Extracted data entries:
★ ★ ★

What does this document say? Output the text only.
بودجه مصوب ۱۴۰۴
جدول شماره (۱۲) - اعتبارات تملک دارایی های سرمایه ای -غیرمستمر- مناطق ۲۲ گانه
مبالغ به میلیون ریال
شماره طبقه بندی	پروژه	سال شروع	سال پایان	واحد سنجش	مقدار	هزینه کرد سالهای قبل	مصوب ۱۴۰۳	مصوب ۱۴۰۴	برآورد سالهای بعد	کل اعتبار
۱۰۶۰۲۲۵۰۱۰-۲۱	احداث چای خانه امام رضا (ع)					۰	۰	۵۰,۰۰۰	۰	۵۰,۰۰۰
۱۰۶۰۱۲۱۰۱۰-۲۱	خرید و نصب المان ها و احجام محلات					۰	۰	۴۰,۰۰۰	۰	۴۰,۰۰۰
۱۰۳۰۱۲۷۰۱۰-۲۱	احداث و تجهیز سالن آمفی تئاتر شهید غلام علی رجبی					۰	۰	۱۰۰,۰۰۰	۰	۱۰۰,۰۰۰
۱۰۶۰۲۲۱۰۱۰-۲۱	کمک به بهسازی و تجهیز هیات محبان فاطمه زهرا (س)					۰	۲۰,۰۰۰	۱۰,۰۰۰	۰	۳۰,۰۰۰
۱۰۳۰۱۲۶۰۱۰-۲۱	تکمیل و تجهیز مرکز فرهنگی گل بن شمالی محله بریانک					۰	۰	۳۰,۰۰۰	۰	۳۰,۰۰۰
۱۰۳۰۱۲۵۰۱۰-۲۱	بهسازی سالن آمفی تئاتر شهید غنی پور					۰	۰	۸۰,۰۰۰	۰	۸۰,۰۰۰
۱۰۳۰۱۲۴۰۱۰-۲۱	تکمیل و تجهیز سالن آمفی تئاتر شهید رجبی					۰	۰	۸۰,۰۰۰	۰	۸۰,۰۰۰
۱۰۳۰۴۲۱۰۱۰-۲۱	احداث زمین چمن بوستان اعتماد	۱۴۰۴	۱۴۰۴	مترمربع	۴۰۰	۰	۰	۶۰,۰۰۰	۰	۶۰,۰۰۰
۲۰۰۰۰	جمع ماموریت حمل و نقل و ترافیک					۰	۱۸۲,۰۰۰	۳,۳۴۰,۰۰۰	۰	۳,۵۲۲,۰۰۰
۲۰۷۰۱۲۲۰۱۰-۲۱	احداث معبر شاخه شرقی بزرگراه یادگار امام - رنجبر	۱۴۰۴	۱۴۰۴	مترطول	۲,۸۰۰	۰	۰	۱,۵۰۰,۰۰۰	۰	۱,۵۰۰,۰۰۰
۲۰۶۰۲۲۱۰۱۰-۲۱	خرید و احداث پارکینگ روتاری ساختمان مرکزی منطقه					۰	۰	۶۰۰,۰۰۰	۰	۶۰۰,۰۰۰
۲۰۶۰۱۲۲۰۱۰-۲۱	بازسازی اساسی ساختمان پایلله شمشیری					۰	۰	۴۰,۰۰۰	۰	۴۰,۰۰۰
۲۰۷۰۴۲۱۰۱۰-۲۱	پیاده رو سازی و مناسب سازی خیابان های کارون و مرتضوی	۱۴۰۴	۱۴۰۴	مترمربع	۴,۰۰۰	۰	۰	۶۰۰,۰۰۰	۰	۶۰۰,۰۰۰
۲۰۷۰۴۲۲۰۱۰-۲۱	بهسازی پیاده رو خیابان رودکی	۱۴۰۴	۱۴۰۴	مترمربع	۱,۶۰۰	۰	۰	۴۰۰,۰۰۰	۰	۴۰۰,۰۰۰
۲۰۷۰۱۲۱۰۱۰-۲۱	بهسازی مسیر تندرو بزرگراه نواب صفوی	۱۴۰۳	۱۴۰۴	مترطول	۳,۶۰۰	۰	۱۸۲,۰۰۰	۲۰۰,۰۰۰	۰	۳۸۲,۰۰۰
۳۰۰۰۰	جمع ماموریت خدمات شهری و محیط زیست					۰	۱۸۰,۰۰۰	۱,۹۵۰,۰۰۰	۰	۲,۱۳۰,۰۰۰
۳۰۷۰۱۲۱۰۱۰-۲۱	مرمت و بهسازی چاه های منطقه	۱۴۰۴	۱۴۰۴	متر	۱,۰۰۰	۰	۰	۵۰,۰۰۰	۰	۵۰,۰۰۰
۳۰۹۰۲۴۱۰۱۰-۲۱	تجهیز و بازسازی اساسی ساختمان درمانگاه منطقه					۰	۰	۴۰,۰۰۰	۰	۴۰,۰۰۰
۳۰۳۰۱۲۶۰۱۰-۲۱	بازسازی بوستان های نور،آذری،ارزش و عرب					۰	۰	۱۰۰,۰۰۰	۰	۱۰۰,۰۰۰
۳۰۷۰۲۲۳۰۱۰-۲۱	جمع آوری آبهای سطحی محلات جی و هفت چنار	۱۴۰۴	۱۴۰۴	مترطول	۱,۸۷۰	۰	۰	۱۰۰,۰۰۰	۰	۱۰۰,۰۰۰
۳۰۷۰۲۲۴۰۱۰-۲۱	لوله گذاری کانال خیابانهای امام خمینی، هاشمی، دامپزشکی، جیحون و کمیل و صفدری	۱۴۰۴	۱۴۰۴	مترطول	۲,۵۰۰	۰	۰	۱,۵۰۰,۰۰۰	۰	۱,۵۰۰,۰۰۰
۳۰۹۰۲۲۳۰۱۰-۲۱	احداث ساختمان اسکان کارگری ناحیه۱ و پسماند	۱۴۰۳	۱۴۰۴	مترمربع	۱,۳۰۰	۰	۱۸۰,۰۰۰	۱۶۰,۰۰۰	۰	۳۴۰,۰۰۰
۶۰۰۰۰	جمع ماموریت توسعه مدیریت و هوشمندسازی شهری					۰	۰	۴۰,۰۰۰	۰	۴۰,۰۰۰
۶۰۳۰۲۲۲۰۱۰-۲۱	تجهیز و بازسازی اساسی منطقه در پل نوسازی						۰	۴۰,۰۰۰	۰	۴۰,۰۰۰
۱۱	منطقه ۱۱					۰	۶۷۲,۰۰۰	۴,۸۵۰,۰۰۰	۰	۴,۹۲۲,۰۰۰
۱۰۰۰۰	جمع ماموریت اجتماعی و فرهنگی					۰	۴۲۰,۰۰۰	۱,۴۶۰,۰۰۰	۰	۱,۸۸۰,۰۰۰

★ ★ ★

◆ **Objective**
Take each line of the material that contains the word "بوستان" and list it.

◆ **Answer to the problem**
۱۰۳۰۴۲۱۰۱۰-۲۱	احداث زمین چمن بوستان اعتماد	۱۴۰۴	۱۴۰۴	مترمربع	۴۰۰	۰	۰	۶۰,۰۰۰	۰	۶۰,۰۰۰
۳۰۳۰۱۲۶۰۱۰-۲۱	بازسازی بوستان های نور،آذری،ارزش و عرب					۰	۰	۱۰۰,۰۰۰	۰	۱۰۰,۰۰۰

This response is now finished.